%%

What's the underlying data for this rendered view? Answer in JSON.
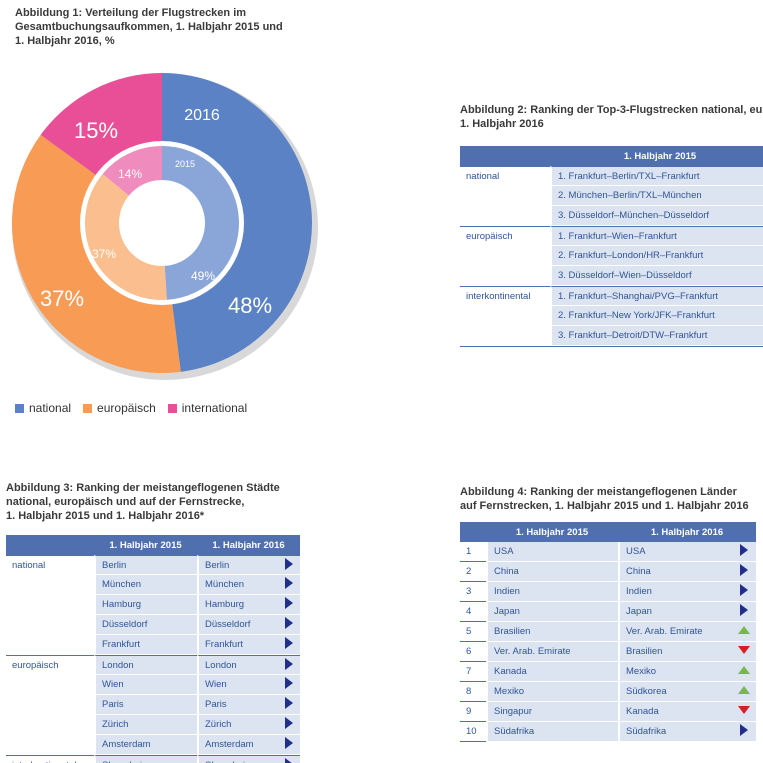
{
  "fig1": {
    "title": "Abbildung 1: Verteilung der Flugstrecken im\nGesamtbuchungsaufkommen, 1. Halbjahr 2015 und\n1. Halbjahr 2016, %",
    "outer_label": "2016",
    "inner_label": "2015",
    "legend": [
      {
        "label": "national",
        "color": "#5b82c4"
      },
      {
        "label": "europäisch",
        "color": "#f79b55"
      },
      {
        "label": "international",
        "color": "#e84f96"
      }
    ]
  },
  "chart_data": {
    "type": "pie",
    "series": [
      {
        "name": "2016",
        "categories": [
          "national",
          "europäisch",
          "international"
        ],
        "values": [
          48,
          37,
          15
        ],
        "labels": [
          "48%",
          "37%",
          "15%"
        ]
      },
      {
        "name": "2015",
        "categories": [
          "national",
          "europäisch",
          "international"
        ],
        "values": [
          49,
          37,
          14
        ],
        "labels": [
          "49%",
          "37%",
          "14%"
        ]
      }
    ],
    "colors_outer": [
      "#5b82c4",
      "#f79b55",
      "#e84f96"
    ],
    "colors_inner": [
      "#8aa6d8",
      "#fbbe8e",
      "#f08cbd"
    ]
  },
  "fig2": {
    "title": "Abbildung 2: Ranking der Top-3-Flugstrecken national, eu\n1. Halbjahr 2016",
    "header": "1. Halbjahr 2015",
    "groups": [
      {
        "category": "national",
        "rows": [
          "1. Frankfurt–Berlin/TXL–Frankfurt",
          "2. München–Berlin/TXL–München",
          "3. Düsseldorf–München–Düsseldorf"
        ]
      },
      {
        "category": "europäisch",
        "rows": [
          "1. Frankfurt–Wien–Frankfurt",
          "2. Frankfurt–London/HR–Frankfurt",
          "3. Düsseldorf–Wien–Düsseldorf"
        ]
      },
      {
        "category": "interkontinental",
        "rows": [
          "1. Frankfurt–Shanghai/PVG–Frankfurt",
          "2. Frankfurt–New York/JFK–Frankfurt",
          "3. Frankfurt–Detroit/DTW–Frankfurt"
        ]
      }
    ]
  },
  "fig3": {
    "title": "Abbildung 3: Ranking der meistangeflogenen Städte\nnational, europäisch und auf der Fernstrecke,\n1. Halbjahr 2015 und 1. Halbjahr 2016*",
    "headers": [
      "1. Halbjahr 2015",
      "1. Halbjahr 2016"
    ],
    "groups": [
      {
        "category": "national",
        "rows": [
          [
            "Berlin",
            "Berlin"
          ],
          [
            "München",
            "München"
          ],
          [
            "Hamburg",
            "Hamburg"
          ],
          [
            "Düsseldorf",
            "Düsseldorf"
          ],
          [
            "Frankfurt",
            "Frankfurt"
          ]
        ]
      },
      {
        "category": "europäisch",
        "rows": [
          [
            "London",
            "London"
          ],
          [
            "Wien",
            "Wien"
          ],
          [
            "Paris",
            "Paris"
          ],
          [
            "Zürich",
            "Zürich"
          ],
          [
            "Amsterdam",
            "Amsterdam"
          ]
        ]
      },
      {
        "category": "interkontinental",
        "rows": [
          [
            "Shanghai",
            "Shanghai"
          ]
        ]
      }
    ]
  },
  "fig4": {
    "title": "Abbildung 4: Ranking der meistangeflogenen Länder\nauf Fernstrecken, 1. Halbjahr 2015 und 1. Halbjahr 2016",
    "headers": [
      "1. Halbjahr 2015",
      "1. Halbjahr 2016"
    ],
    "rows": [
      {
        "rank": "1",
        "y2015": "USA",
        "y2016": "USA",
        "trend": "same"
      },
      {
        "rank": "2",
        "y2015": "China",
        "y2016": "China",
        "trend": "same"
      },
      {
        "rank": "3",
        "y2015": "Indien",
        "y2016": "Indien",
        "trend": "same"
      },
      {
        "rank": "4",
        "y2015": "Japan",
        "y2016": "Japan",
        "trend": "same"
      },
      {
        "rank": "5",
        "y2015": "Brasilien",
        "y2016": "Ver. Arab. Emirate",
        "trend": "up"
      },
      {
        "rank": "6",
        "y2015": "Ver. Arab. Emirate",
        "y2016": "Brasilien",
        "trend": "down"
      },
      {
        "rank": "7",
        "y2015": "Kanada",
        "y2016": "Mexiko",
        "trend": "up"
      },
      {
        "rank": "8",
        "y2015": "Mexiko",
        "y2016": "Südkorea",
        "trend": "up"
      },
      {
        "rank": "9",
        "y2015": "Singapur",
        "y2016": "Kanada",
        "trend": "down"
      },
      {
        "rank": "10",
        "y2015": "Südafrika",
        "y2016": "Südafrika",
        "trend": "same"
      }
    ]
  }
}
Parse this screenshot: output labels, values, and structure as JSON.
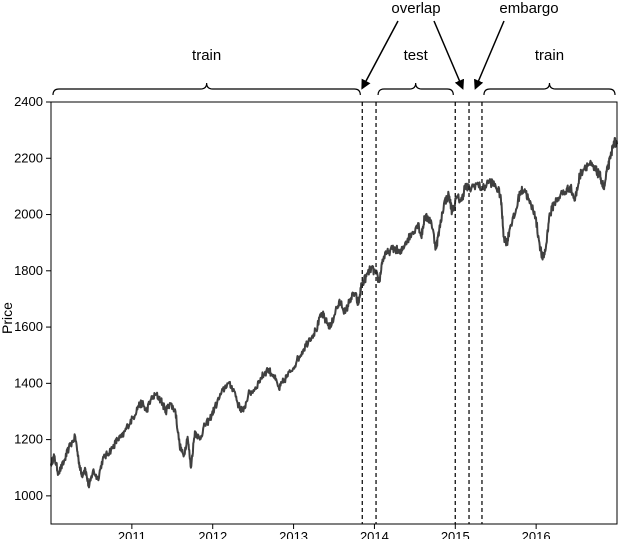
{
  "chart_data": {
    "type": "line",
    "title": "",
    "xlabel": "",
    "ylabel": "Price",
    "xlim": [
      2010.0,
      2017.0
    ],
    "ylim": [
      900,
      2400
    ],
    "yticks": [
      1000,
      1200,
      1400,
      1600,
      1800,
      2000,
      2200,
      2400
    ],
    "xticks": [
      {
        "value": 2011.0,
        "label": "2011"
      },
      {
        "value": 2012.0,
        "label": "2012"
      },
      {
        "value": 2013.0,
        "label": "2013"
      },
      {
        "value": 2014.0,
        "label": "2014"
      },
      {
        "value": 2015.0,
        "label": "2015"
      },
      {
        "value": 2016.0,
        "label": "2016"
      }
    ],
    "grid": false,
    "series": [
      {
        "color": "#404040",
        "points": [
          [
            2010.0,
            1115
          ],
          [
            2010.04,
            1140
          ],
          [
            2010.09,
            1080
          ],
          [
            2010.16,
            1120
          ],
          [
            2010.22,
            1170
          ],
          [
            2010.3,
            1210
          ],
          [
            2010.34,
            1130
          ],
          [
            2010.38,
            1070
          ],
          [
            2010.42,
            1100
          ],
          [
            2010.47,
            1030
          ],
          [
            2010.52,
            1090
          ],
          [
            2010.58,
            1060
          ],
          [
            2010.64,
            1130
          ],
          [
            2010.7,
            1150
          ],
          [
            2010.76,
            1170
          ],
          [
            2010.82,
            1200
          ],
          [
            2010.88,
            1210
          ],
          [
            2010.95,
            1250
          ],
          [
            2011.02,
            1280
          ],
          [
            2011.08,
            1320
          ],
          [
            2011.13,
            1330
          ],
          [
            2011.18,
            1300
          ],
          [
            2011.23,
            1340
          ],
          [
            2011.3,
            1360
          ],
          [
            2011.36,
            1340
          ],
          [
            2011.42,
            1300
          ],
          [
            2011.47,
            1330
          ],
          [
            2011.54,
            1300
          ],
          [
            2011.59,
            1180
          ],
          [
            2011.64,
            1140
          ],
          [
            2011.69,
            1210
          ],
          [
            2011.73,
            1100
          ],
          [
            2011.78,
            1230
          ],
          [
            2011.84,
            1200
          ],
          [
            2011.9,
            1250
          ],
          [
            2011.96,
            1270
          ],
          [
            2012.02,
            1310
          ],
          [
            2012.1,
            1360
          ],
          [
            2012.18,
            1400
          ],
          [
            2012.26,
            1380
          ],
          [
            2012.32,
            1320
          ],
          [
            2012.38,
            1300
          ],
          [
            2012.44,
            1360
          ],
          [
            2012.52,
            1380
          ],
          [
            2012.6,
            1420
          ],
          [
            2012.68,
            1450
          ],
          [
            2012.75,
            1430
          ],
          [
            2012.82,
            1380
          ],
          [
            2012.88,
            1410
          ],
          [
            2012.96,
            1440
          ],
          [
            2013.04,
            1480
          ],
          [
            2013.12,
            1520
          ],
          [
            2013.2,
            1560
          ],
          [
            2013.28,
            1590
          ],
          [
            2013.35,
            1650
          ],
          [
            2013.4,
            1620
          ],
          [
            2013.46,
            1600
          ],
          [
            2013.52,
            1660
          ],
          [
            2013.58,
            1690
          ],
          [
            2013.64,
            1650
          ],
          [
            2013.7,
            1700
          ],
          [
            2013.76,
            1720
          ],
          [
            2013.8,
            1680
          ],
          [
            2013.84,
            1750
          ],
          [
            2013.9,
            1780
          ],
          [
            2013.96,
            1810
          ],
          [
            2014.02,
            1790
          ],
          [
            2014.06,
            1760
          ],
          [
            2014.1,
            1840
          ],
          [
            2014.18,
            1870
          ],
          [
            2014.26,
            1880
          ],
          [
            2014.32,
            1860
          ],
          [
            2014.38,
            1900
          ],
          [
            2014.46,
            1930
          ],
          [
            2014.54,
            1970
          ],
          [
            2014.58,
            1920
          ],
          [
            2014.62,
            1990
          ],
          [
            2014.7,
            1980
          ],
          [
            2014.76,
            1880
          ],
          [
            2014.8,
            1940
          ],
          [
            2014.86,
            2040
          ],
          [
            2014.92,
            2070
          ],
          [
            2014.96,
            2010
          ],
          [
            2015.02,
            2060
          ],
          [
            2015.08,
            2050
          ],
          [
            2015.12,
            2100
          ],
          [
            2015.18,
            2090
          ],
          [
            2015.26,
            2110
          ],
          [
            2015.34,
            2090
          ],
          [
            2015.42,
            2120
          ],
          [
            2015.5,
            2100
          ],
          [
            2015.56,
            2070
          ],
          [
            2015.6,
            1920
          ],
          [
            2015.64,
            1900
          ],
          [
            2015.68,
            1960
          ],
          [
            2015.74,
            2000
          ],
          [
            2015.8,
            2080
          ],
          [
            2015.86,
            2090
          ],
          [
            2015.92,
            2040
          ],
          [
            2015.98,
            2010
          ],
          [
            2016.04,
            1900
          ],
          [
            2016.08,
            1840
          ],
          [
            2016.12,
            1880
          ],
          [
            2016.16,
            1990
          ],
          [
            2016.22,
            2040
          ],
          [
            2016.3,
            2070
          ],
          [
            2016.36,
            2080
          ],
          [
            2016.42,
            2100
          ],
          [
            2016.48,
            2050
          ],
          [
            2016.54,
            2140
          ],
          [
            2016.6,
            2170
          ],
          [
            2016.66,
            2180
          ],
          [
            2016.72,
            2160
          ],
          [
            2016.76,
            2150
          ],
          [
            2016.8,
            2130
          ],
          [
            2016.84,
            2090
          ],
          [
            2016.88,
            2160
          ],
          [
            2016.92,
            2200
          ],
          [
            2016.96,
            2260
          ],
          [
            2017.0,
            2250
          ]
        ]
      }
    ],
    "vlines": [
      2013.85,
      2014.02,
      2015.0,
      2015.17,
      2015.33
    ],
    "annotations": [
      {
        "label": "train",
        "type": "brace",
        "x0": 2010.0,
        "x1": 2013.85
      },
      {
        "label": "test",
        "type": "brace",
        "x0": 2014.02,
        "x1": 2015.0
      },
      {
        "label": "train",
        "type": "brace",
        "x0": 2015.33,
        "x1": 2017.0
      },
      {
        "label": "overlap",
        "type": "arrows",
        "targets": [
          2013.85,
          2015.09
        ]
      },
      {
        "label": "embargo",
        "type": "arrows",
        "targets": [
          2015.25
        ]
      }
    ]
  }
}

%%

Exercise brief: Find and count the lines of the data that include the string "Arab", and report that figure by itself.

Task output: 2